-------- Data rows --------
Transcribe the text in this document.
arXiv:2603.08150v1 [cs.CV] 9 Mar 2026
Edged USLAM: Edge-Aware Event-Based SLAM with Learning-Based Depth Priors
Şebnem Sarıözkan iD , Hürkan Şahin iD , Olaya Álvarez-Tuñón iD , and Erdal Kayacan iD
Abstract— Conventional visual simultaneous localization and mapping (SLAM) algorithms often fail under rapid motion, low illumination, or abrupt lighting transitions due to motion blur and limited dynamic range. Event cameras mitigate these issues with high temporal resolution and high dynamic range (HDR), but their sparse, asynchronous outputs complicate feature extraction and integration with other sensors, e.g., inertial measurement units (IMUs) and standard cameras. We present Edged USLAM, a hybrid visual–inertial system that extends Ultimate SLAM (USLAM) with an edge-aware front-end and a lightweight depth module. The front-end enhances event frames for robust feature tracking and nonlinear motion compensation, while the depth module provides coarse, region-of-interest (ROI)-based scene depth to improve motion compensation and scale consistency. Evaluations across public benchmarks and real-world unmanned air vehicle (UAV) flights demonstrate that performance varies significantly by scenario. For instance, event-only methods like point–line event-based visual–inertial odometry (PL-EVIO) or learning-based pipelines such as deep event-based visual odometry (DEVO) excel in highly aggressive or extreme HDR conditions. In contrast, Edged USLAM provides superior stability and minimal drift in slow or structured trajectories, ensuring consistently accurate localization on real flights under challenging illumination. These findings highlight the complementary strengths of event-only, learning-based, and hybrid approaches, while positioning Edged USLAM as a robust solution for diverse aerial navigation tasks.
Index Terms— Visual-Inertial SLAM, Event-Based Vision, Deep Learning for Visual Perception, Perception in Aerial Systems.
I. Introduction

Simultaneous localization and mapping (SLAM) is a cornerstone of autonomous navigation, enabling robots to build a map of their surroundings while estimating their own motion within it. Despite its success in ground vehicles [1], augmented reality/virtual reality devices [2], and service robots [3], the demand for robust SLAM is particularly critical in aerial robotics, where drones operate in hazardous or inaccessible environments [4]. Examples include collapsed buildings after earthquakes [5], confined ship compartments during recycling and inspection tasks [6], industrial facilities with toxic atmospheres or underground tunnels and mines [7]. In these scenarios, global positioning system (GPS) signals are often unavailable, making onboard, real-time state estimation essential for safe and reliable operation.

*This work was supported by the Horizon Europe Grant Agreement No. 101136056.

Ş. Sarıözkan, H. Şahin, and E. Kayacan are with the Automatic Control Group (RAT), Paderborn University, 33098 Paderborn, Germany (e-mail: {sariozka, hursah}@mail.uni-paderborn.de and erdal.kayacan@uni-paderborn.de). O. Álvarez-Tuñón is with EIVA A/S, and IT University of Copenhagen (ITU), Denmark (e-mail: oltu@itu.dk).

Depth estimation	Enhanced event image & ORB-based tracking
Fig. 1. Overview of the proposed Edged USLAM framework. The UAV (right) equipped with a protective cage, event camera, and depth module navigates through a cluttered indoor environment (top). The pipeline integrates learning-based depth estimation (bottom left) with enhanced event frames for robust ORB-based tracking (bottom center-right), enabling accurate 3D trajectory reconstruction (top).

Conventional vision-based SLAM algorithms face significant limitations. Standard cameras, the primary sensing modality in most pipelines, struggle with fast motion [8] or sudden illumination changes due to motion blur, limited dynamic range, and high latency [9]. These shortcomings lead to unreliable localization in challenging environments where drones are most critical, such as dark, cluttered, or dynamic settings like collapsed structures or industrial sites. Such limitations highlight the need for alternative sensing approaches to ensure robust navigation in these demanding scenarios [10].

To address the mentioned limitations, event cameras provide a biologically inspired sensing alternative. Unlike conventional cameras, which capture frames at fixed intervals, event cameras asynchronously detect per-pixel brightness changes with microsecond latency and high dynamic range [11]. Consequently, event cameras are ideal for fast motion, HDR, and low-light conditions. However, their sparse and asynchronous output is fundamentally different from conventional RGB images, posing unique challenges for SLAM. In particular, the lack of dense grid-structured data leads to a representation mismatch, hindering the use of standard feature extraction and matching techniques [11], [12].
--------
== What to work on ==
Your task is to transcribe the material exactly.

== Complete output ==
Transcribe the text in this document.
arXiv:2603.08150v1 [cs.CV] 9 Mar 2026
Edged USLAM: Edge-Aware Event-Based SLAM with Learning-Based Depth Priors
Şebnem Sarıözkan iD , Hürkan Şahin iD , Olaya Álvarez-Tuñón iD , and Erdal Kayacan iD
Abstract— Conventional visual simultaneous localization and mapping (SLAM) algorithms often fail under rapid motion, low illumination, or abrupt lighting transitions due to motion blur and limited dynamic range. Event cameras mitigate these issues with high temporal resolution and high dynamic range (HDR), but their sparse, asynchronous outputs complicate feature extraction and integration with other sensors, e.g., inertial measurement units (IMUs) and standard cameras. We present Edged USLAM, a hybrid visual–inertial system that extends Ultimate SLAM (USLAM) with an edge-aware front-end and a lightweight depth module. The front-end enhances event frames for robust feature tracking and nonlinear motion compensation, while the depth module provides coarse, region-of-interest (ROI)-based scene depth to improve motion compensation and scale consistency. Evaluations across public benchmarks and real-world unmanned air vehicle (UAV) flights demonstrate that performance varies significantly by scenario. For instance, event-only methods like point–line event-based visual–inertial odometry (PL-EVIO) or learning-based pipelines such as deep event-based visual odometry (DEVO) excel in highly aggressive or extreme HDR conditions. In contrast, Edged USLAM provides superior stability and minimal drift in slow or structured trajectories, ensuring consistently accurate localization on real flights under challenging illumination. These findings highlight the complementary strengths of event-only, learning-based, and hybrid approaches, while positioning Edged USLAM as a robust solution for diverse aerial navigation tasks.
Index Terms— Visual-Inertial SLAM, Event-Based Vision, Deep Learning for Visual Perception, Perception in Aerial Systems.
I. Introduction

Simultaneous localization and mapping (SLAM) is a cornerstone of autonomous navigation, enabling robots to build a map of their surroundings while estimating their own motion within it. Despite its success in ground vehicles [1], augmented reality/virtual reality devices [2], and service robots [3], the demand for robust SLAM is particularly critical in aerial robotics, where drones operate in hazardous or inaccessible environments [4]. Examples include collapsed buildings after earthquakes [5], confined ship compartments during recycling and inspection tasks [6], industrial facilities with toxic atmospheres or underground tunnels and mines [7]. In these scenarios, global positioning system (GPS) signals are often unavailable, making onboard, real-time state estimation essential for safe and reliable operation.

*This work was supported by the Horizon Europe Grant Agreement No. 101136056.

Ş. Sarıözkan, H. Şahin, and E. Kayacan are with the Automatic Control Group (RAT), Paderborn University, 33098 Paderborn, Germany (e-mail: {sariozka, hursah}@mail.uni-paderborn.de and erdal.kayacan@uni-paderborn.de). O. Álvarez-Tuñón is with EIVA A/S, and IT University of Copenhagen (ITU), Denmark (e-mail: oltu@itu.dk).

Depth estimation	Enhanced event image & ORB-based tracking
Fig. 1. Overview of the proposed Edged USLAM framework. The UAV (right) equipped with a protective cage, event camera, and depth module navigates through a cluttered indoor environment (top). The pipeline integrates learning-based depth estimation (bottom left) with enhanced event frames for robust ORB-based tracking (bottom center-right), enabling accurate 3D trajectory reconstruction (top).

Conventional vision-based SLAM algorithms face significant limitations. Standard cameras, the primary sensing modality in most pipelines, struggle with fast motion [8] or sudden illumination changes due to motion blur, limited dynamic range, and high latency [9]. These shortcomings lead to unreliable localization in challenging environments where drones are most critical, such as dark, cluttered, or dynamic settings like collapsed structures or industrial sites. Such limitations highlight the need for alternative sensing approaches to ensure robust navigation in these demanding scenarios [10].

To address the mentioned limitations, event cameras provide a biologically inspired sensing alternative. Unlike conventional cameras, which capture frames at fixed intervals, event cameras asynchronously detect per-pixel brightness changes with microsecond latency and high dynamic range [11]. Consequently, event cameras are ideal for fast motion, HDR, and low-light conditions. However, their sparse and asynchronous output is fundamentally different from conventional RGB images, posing unique challenges for SLAM. In particular, the lack of dense grid-structured data leads to a representation mismatch, hindering the use of standard feature extraction and matching techniques [11], [12].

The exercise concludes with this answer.